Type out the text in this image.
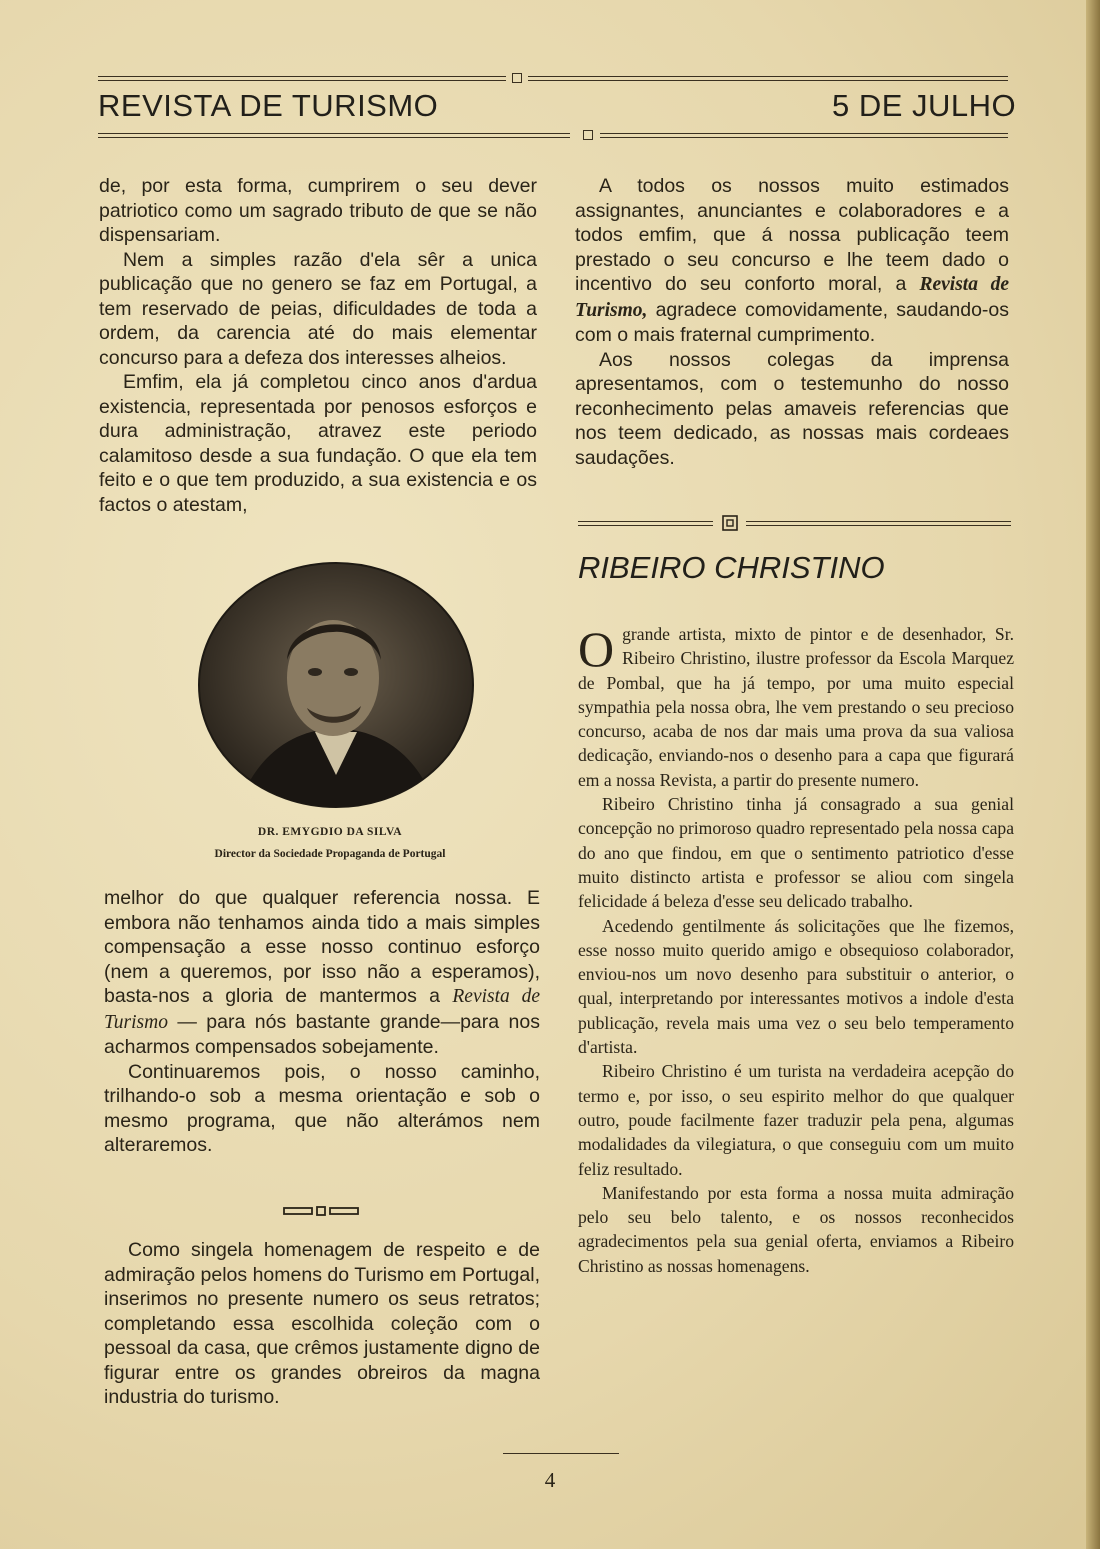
REVISTA DE TURISMO	5 DE JULHO

de, por esta forma, cumprirem o seu dever patriotico como um sagrado tributo de que se não dispensariam.

Nem a simples razão d'ela sêr a unica publicação que no genero se faz em Portugal, a tem reservado de peias, dificuldades de toda a ordem, da carencia até do mais elementar concurso para a defeza dos interesses alheios.

Emfim, ela já completou cinco anos d'ardua existencia, representada por penosos esforços e dura administração, atravez este periodo calamitoso desde a sua fundação. O que ela tem feito e o que tem produzido, a sua existencia e os factos o atestam,

DR. EMYGDIO DA SILVA
Director da Sociedade Propaganda de Portugal

melhor do que qualquer referencia nossa. E embora não tenhamos ainda tido a mais simples compensação a esse nosso continuo esforço (nem a queremos, por isso não a esperamos), basta-nos a gloria de mantermos a Revista de Turismo — para nós bastante grande—para nos acharmos compensados sobejamente.

Continuaremos pois, o nosso caminho, trilhando-o sob a mesma orientação e sob o mesmo programa, que não alterámos nem alteraremos.

Como singela homenagem de respeito e de admiração pelos homens do Turismo em Portugal, inserimos no presente numero os seus retratos; completando essa escolhida coleção com o pessoal da casa, que crêmos justamente digno de figurar entre os grandes obreiros da magna industria do turismo.

A todos os nossos muito estimados assignantes, anunciantes e colaboradores e a todos emfim, que á nossa publicação teem prestado o seu concurso e lhe teem dado o incentivo do seu conforto moral, a Revista de Turismo, agradece comovidamente, saudando-os com o mais fraternal cumprimento.

Aos nossos colegas da imprensa apresentamos, com o testemunho do nosso reconhecimento pelas amaveis referencias que nos teem dedicado, as nossas mais cordeaes saudações.

RIBEIRO CHRISTINO

Ogrande artista, mixto de pintor e de desenhador, Sr. Ribeiro Christino, ilustre professor da Escola Marquez de Pombal, que ha já tempo, por uma muito especial sympathia pela nossa obra, lhe vem prestando o seu precioso concurso, acaba de nos dar mais uma prova da sua valiosa dedicação, enviando-nos o desenho para a capa que figurará em a nossa Revista, a partir do presente numero.

Ribeiro Christino tinha já consagrado a sua genial concepção no primoroso quadro representado pela nossa capa do ano que findou, em que o sentimento patriotico d'esse muito distincto artista e professor se aliou com singela felicidade á beleza d'esse seu delicado trabalho.

Acedendo gentilmente ás solicitações que lhe fizemos, esse nosso muito querido amigo e obsequioso colaborador, enviou-nos um novo desenho para substituir o anterior, o qual, interpretando por interessantes motivos a indole d'esta publicação, revela mais uma vez o seu belo temperamento d'artista.

Ribeiro Christino é um turista na verdadeira acepção do termo e, por isso, o seu espirito melhor do que qualquer outro, poude facilmente fazer traduzir pela pena, algumas modalidades da vilegiatura, o que conseguiu com um muito feliz resultado.

Manifestando por esta forma a nossa muita admiração pelo seu belo talento, e os nossos reconhecidos agradecimentos pela sua genial oferta, enviamos a Ribeiro Christino as nossas homenagens.

4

▸ **Given problem**
Work out the number of lines in this listing that include the word "patriotico". Reply with that number only.

▸ **The reply**
2